Exclude any images and output the remaining records exactly.

##### Records for the task

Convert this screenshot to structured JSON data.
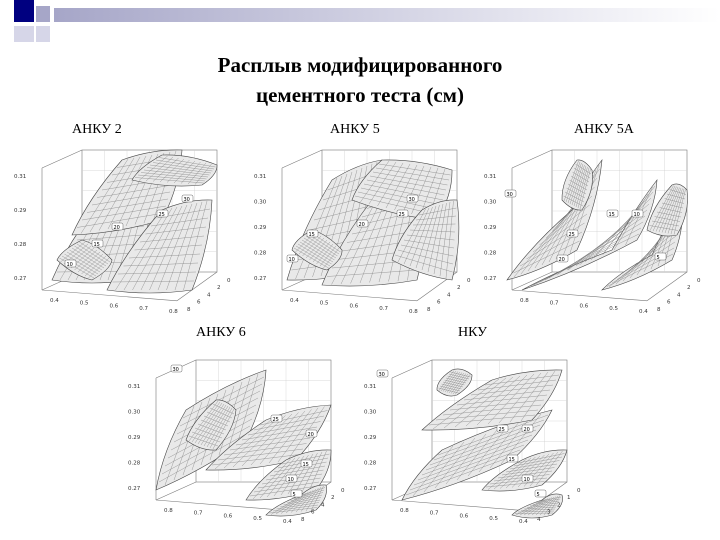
{
  "slide": {
    "title_line1": "Расплыв модифицированного",
    "title_line2": "цементного теста (см)",
    "decoration_colors": [
      "#000080",
      "#a6a6c8",
      "#d6d6e8"
    ]
  },
  "panels": [
    {
      "id": "anku2",
      "label": "АНКУ 2",
      "z_ticks": [
        "0.31",
        "0.29",
        "0.28",
        "0.27"
      ],
      "x_ticks": [
        "0.4",
        "0.5",
        "0.6",
        "0.7",
        "0.8"
      ],
      "y_ticks": [
        "0",
        "2",
        "4",
        "6",
        "8"
      ],
      "contour_labels": [
        "30",
        "25",
        "20",
        "15",
        "10"
      ]
    },
    {
      "id": "anku5",
      "label": "АНКУ 5",
      "z_ticks": [
        "0.31",
        "0.30",
        "0.29",
        "0.28",
        "0.27"
      ],
      "x_ticks": [
        "0.4",
        "0.5",
        "0.6",
        "0.7",
        "0.8"
      ],
      "y_ticks": [
        "0",
        "2",
        "4",
        "6",
        "8"
      ],
      "contour_labels": [
        "30",
        "25",
        "20",
        "15",
        "10"
      ]
    },
    {
      "id": "anku5a",
      "label": "АНКУ 5А",
      "z_ticks": [
        "0.31",
        "0.30",
        "0.29",
        "0.28",
        "0.27"
      ],
      "x_ticks": [
        "0.8",
        "0.7",
        "0.6",
        "0.5",
        "0.4"
      ],
      "y_ticks": [
        "0",
        "2",
        "4",
        "6",
        "8"
      ],
      "contour_labels": [
        "30",
        "25",
        "20",
        "15",
        "10",
        "5"
      ]
    },
    {
      "id": "anku6",
      "label": "АНКУ 6",
      "z_ticks": [
        "0.31",
        "0.30",
        "0.29",
        "0.28",
        "0.27"
      ],
      "x_ticks": [
        "0.8",
        "0.7",
        "0.6",
        "0.5",
        "0.4"
      ],
      "y_ticks": [
        "0",
        "2",
        "4",
        "6",
        "8"
      ],
      "contour_labels": [
        "30",
        "25",
        "20",
        "15",
        "10",
        "5"
      ]
    },
    {
      "id": "nku",
      "label": "НКУ",
      "z_ticks": [
        "0.31",
        "0.30",
        "0.29",
        "0.28",
        "0.27"
      ],
      "x_ticks": [
        "0.8",
        "0.7",
        "0.6",
        "0.5",
        "0.4"
      ],
      "y_ticks": [
        "0",
        "1",
        "2",
        "3",
        "4"
      ],
      "contour_labels": [
        "30",
        "25",
        "20",
        "15",
        "10",
        "5"
      ]
    }
  ]
}
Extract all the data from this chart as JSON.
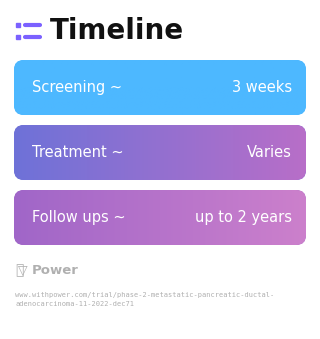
{
  "title": "Timeline",
  "title_fontsize": 20,
  "title_color": "#111111",
  "icon_color": "#7b61ff",
  "background_color": "#ffffff",
  "rows": [
    {
      "left_label": "Screening ~",
      "right_label": "3 weeks",
      "color_left": "#4db8ff",
      "color_right": "#4db8ff"
    },
    {
      "left_label": "Treatment ~",
      "right_label": "Varies",
      "color_left": "#6e72d8",
      "color_right": "#b86ec8"
    },
    {
      "left_label": "Follow ups ~",
      "right_label": "up to 2 years",
      "color_left": "#a066c8",
      "color_right": "#cc80cc"
    }
  ],
  "footer_logo_text": "Power",
  "footer_url": "www.withpower.com/trial/phase-2-metastatic-pancreatic-ductal-\nadenocarcinoma-11-2022-dec71",
  "footer_color": "#b0b0b0",
  "text_color": "#ffffff",
  "label_fontsize": 10.5
}
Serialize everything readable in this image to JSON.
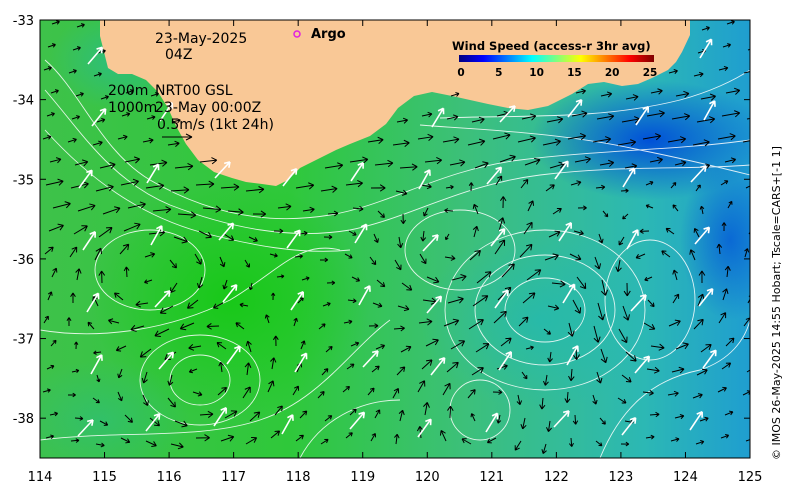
{
  "map": {
    "date_line": "23-May-2025",
    "time_line": "04Z",
    "depth_line": "200m",
    "product_line": "NRT00 GSL",
    "contour_line": "1000m",
    "valid_line": "23-May 00:00Z",
    "scale_line": "0.5m/s (1kt 24h)",
    "argo_label": "Argo",
    "argo_color": "#e020e0",
    "land_color": "#f9c896",
    "side_text": "© IMOS 26-May-2025 14:55 Hobart; Tscale=CARS+[-1 1]"
  },
  "legend": {
    "title": "Wind Speed (access-r 3hr avg)",
    "ticks": [
      "0",
      "5",
      "10",
      "15",
      "20",
      "25"
    ],
    "colors": [
      "#00007f",
      "#0000ff",
      "#007fff",
      "#00ffff",
      "#7fff7f",
      "#ffff00",
      "#ff7f00",
      "#ff0000",
      "#7f0000"
    ]
  },
  "axes": {
    "x_ticks": [
      "114",
      "115",
      "116",
      "117",
      "118",
      "119",
      "120",
      "121",
      "122",
      "123",
      "124",
      "125"
    ],
    "y_ticks": [
      "-33",
      "-34",
      "-35",
      "-36",
      "-37",
      "-38"
    ],
    "xlim": [
      114,
      125
    ],
    "ylim": [
      -38.5,
      -33
    ]
  }
}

##########

Problem solution
Convert this screenshot to structured JSON data.
{
  "slide": {
    "title_line1": "Расплыв модифицированного",
    "title_line2": "цементного теста (см)",
    "decoration_colors": [
      "#000080",
      "#a6a6c8",
      "#d6d6e8"
    ]
  },
  "panels": [
    {
      "id": "anku2",
      "label": "АНКУ 2",
      "z_ticks": [
        "0.31",
        "0.29",
        "0.28",
        "0.27"
      ],
      "x_ticks": [
        "0.4",
        "0.5",
        "0.6",
        "0.7",
        "0.8"
      ],
      "y_ticks": [
        "0",
        "2",
        "4",
        "6",
        "8"
      ],
      "contour_labels": [
        "30",
        "25",
        "20",
        "15",
        "10"
      ]
    },
    {
      "id": "anku5",
      "label": "АНКУ 5",
      "z_ticks": [
        "0.31",
        "0.30",
        "0.29",
        "0.28",
        "0.27"
      ],
      "x_ticks": [
        "0.4",
        "0.5",
        "0.6",
        "0.7",
        "0.8"
      ],
      "y_ticks": [
        "0",
        "2",
        "4",
        "6",
        "8"
      ],
      "contour_labels": [
        "30",
        "25",
        "20",
        "15",
        "10"
      ]
    },
    {
      "id": "anku5a",
      "label": "АНКУ 5А",
      "z_ticks": [
        "0.31",
        "0.30",
        "0.29",
        "0.28",
        "0.27"
      ],
      "x_ticks": [
        "0.8",
        "0.7",
        "0.6",
        "0.5",
        "0.4"
      ],
      "y_ticks": [
        "0",
        "2",
        "4",
        "6",
        "8"
      ],
      "contour_labels": [
        "30",
        "25",
        "20",
        "15",
        "10",
        "5"
      ]
    },
    {
      "id": "anku6",
      "label": "АНКУ 6",
      "z_ticks": [
        "0.31",
        "0.30",
        "0.29",
        "0.28",
        "0.27"
      ],
      "x_ticks": [
        "0.8",
        "0.7",
        "0.6",
        "0.5",
        "0.4"
      ],
      "y_ticks": [
        "0",
        "2",
        "4",
        "6",
        "8"
      ],
      "contour_labels": [
        "30",
        "25",
        "20",
        "15",
        "10",
        "5"
      ]
    },
    {
      "id": "nku",
      "label": "НКУ",
      "z_ticks": [
        "0.31",
        "0.30",
        "0.29",
        "0.28",
        "0.27"
      ],
      "x_ticks": [
        "0.8",
        "0.7",
        "0.6",
        "0.5",
        "0.4"
      ],
      "y_ticks": [
        "0",
        "1",
        "2",
        "3",
        "4"
      ],
      "contour_labels": [
        "30",
        "25",
        "20",
        "15",
        "10",
        "5"
      ]
    }
  ]
}
Extract all the data from this chart as JSON.
{
  "title": "Timeline",
  "title_fontsize": 20,
  "title_color": "#111111",
  "icon_color": "#7b61ff",
  "background_color": "#ffffff",
  "rows": [
    {
      "left_label": "Screening ~",
      "right_label": "3 weeks",
      "color_left": "#4db8ff",
      "color_right": "#4db8ff"
    },
    {
      "left_label": "Treatment ~",
      "right_label": "Varies",
      "color_left": "#6e72d8",
      "color_right": "#b86ec8"
    },
    {
      "left_label": "Follow ups ~",
      "right_label": "up to 2 years",
      "color_left": "#a066c8",
      "color_right": "#cc80cc"
    }
  ],
  "footer_logo_text": "Power",
  "footer_url": "www.withpower.com/trial/phase-2-metastatic-pancreatic-ductal-\nadenocarcinoma-11-2022-dec71",
  "footer_color": "#b0b0b0",
  "text_color": "#ffffff",
  "label_fontsize": 10.5
}
Serialize everything readable in this image to JSON.
{
  "map": {
    "date_line": "23-May-2025",
    "time_line": "04Z",
    "depth_line": "200m",
    "product_line": "NRT00 GSL",
    "contour_line": "1000m",
    "valid_line": "23-May 00:00Z",
    "scale_line": "0.5m/s (1kt 24h)",
    "argo_label": "Argo",
    "argo_color": "#e020e0",
    "land_color": "#f9c896",
    "side_text": "© IMOS 26-May-2025 14:55 Hobart; Tscale=CARS+[-1 1]"
  },
  "legend": {
    "title": "Wind Speed (access-r 3hr avg)",
    "ticks": [
      "0",
      "5",
      "10",
      "15",
      "20",
      "25"
    ],
    "colors": [
      "#00007f",
      "#0000ff",
      "#007fff",
      "#00ffff",
      "#7fff7f",
      "#ffff00",
      "#ff7f00",
      "#ff0000",
      "#7f0000"
    ]
  },
  "axes": {
    "x_ticks": [
      "114",
      "115",
      "116",
      "117",
      "118",
      "119",
      "120",
      "121",
      "122",
      "123",
      "124",
      "125"
    ],
    "y_ticks": [
      "-33",
      "-34",
      "-35",
      "-36",
      "-37",
      "-38"
    ],
    "xlim": [
      114,
      125
    ],
    "ylim": [
      -38.5,
      -33
    ]
  }
}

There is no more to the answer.